> [Extracted text]
□ □ □ □ □

This loop is tight. Most medium tickets now close with far less rework.

For bigger epics, we break them into specified sub tasks that agents can tackle somewhat independently, then integrate carefully.

What changed in my prompting

I stopped long, rambling prompts. Now the prompt is usually: “Here is the complete specification: <pasted full spec>. Implement this exactly. Generate code and tests. Think step by step and list any assumptions.”

Then we iterate with follow-ups only when needed.

The spec does 80% of the work to be honest.

Real results we’re seeing

Fewer “it works on my machine but not in staging” surprises
Onboarding new team members is faster because the spec explains why things are built a certain way
AI agents produce more consistent output across different models
Refactoring is less scary because the spec tells us what the original intent was

One recent project: a complex dashboard with multiple data sources. In the old way, it would have taken weeks of back-and-forth. With Spec 2.0 + quality gate, the AI handled the bulk in days, we caught two important missing invariants in review and the client signed off with minimal changes.

Challenges that remain

AI still struggles with truly novel problems or deep domain knowledge that isn’t well-represented online. Specs can’t fix that and you still need experienced humans for the hard thinking.

Maintaining the specs takes discipline. When pressure mounts, it’s tempting to skip details. We fight that by making the spec part of the definition of done.

□ □ □ □ □

> [Listed records]
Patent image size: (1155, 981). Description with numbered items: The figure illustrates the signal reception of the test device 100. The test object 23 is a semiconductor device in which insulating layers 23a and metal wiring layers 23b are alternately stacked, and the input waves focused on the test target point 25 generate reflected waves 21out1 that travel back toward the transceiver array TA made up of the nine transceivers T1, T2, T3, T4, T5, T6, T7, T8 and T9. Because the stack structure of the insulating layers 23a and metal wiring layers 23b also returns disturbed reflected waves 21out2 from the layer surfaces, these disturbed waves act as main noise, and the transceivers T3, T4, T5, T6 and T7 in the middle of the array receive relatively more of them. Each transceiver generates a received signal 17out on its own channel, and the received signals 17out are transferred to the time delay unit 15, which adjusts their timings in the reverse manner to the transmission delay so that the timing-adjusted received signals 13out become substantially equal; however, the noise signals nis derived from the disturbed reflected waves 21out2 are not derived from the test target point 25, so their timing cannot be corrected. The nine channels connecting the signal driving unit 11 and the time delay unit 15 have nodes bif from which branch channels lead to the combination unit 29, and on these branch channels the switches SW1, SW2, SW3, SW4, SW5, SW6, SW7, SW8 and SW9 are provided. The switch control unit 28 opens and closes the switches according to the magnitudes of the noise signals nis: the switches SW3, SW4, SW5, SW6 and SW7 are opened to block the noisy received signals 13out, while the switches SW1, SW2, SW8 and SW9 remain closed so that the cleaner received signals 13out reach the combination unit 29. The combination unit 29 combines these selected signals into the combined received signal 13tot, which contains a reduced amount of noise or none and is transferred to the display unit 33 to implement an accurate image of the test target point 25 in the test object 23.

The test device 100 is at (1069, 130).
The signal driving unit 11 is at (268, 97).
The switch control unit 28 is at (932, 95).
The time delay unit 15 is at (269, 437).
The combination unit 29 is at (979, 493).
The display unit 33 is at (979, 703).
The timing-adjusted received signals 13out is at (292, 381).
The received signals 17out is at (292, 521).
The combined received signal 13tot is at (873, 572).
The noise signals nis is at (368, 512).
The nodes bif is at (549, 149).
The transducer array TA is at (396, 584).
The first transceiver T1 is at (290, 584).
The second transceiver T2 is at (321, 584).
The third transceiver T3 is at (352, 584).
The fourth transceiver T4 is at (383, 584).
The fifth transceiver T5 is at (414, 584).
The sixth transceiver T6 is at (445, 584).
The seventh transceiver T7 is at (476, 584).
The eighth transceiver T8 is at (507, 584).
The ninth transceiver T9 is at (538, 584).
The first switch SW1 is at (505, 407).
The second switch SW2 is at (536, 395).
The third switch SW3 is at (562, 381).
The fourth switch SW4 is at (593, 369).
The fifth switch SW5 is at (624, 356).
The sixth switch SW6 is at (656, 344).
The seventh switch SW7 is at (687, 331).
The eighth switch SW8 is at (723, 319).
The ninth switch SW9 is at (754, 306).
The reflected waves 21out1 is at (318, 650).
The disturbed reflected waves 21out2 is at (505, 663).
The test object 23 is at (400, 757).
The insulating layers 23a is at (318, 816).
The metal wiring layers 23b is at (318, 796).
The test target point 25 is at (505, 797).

□ □ □ □ □

> [What the task requires]
Continue the post on spec-driven development with AI agents from the point where it stops, picking up after its final sentence.

> [The output]
Also, overly rigid specs can stifle good ideas. We leave room for the AI (and humans) to suggest improvements, but they must be called out and approved, not snuck in.

Where this is heading

I believe the winning teams in 2026-2027 won’t treat specs as documentation. They’ll treat them as executable contracts between humans and AI.

Some teams are already experimenting with turning specs into formal languages or feeding them directly into agent toolkits. We’re watching that space but staying practical for now.

For most agencies and product teams, a well-structured Markdown spec + strong quality gate is already massive leverage.

If you’re still vibe coding features or giving vague instructions to AI and hoping for the best, you’re leaving a ton of reliability (and money) on the table.

Write the spec first. Make it detailed enough that even a very smart but slightly autistic pattern-matcher can follow it without destroying your architecture.

Then enforce it.

It’s not flashy, but it works. In this new world where anyone can generate code, the ability to specify clearly and verify ruthlessly is quickly becoming the real competitive advantage.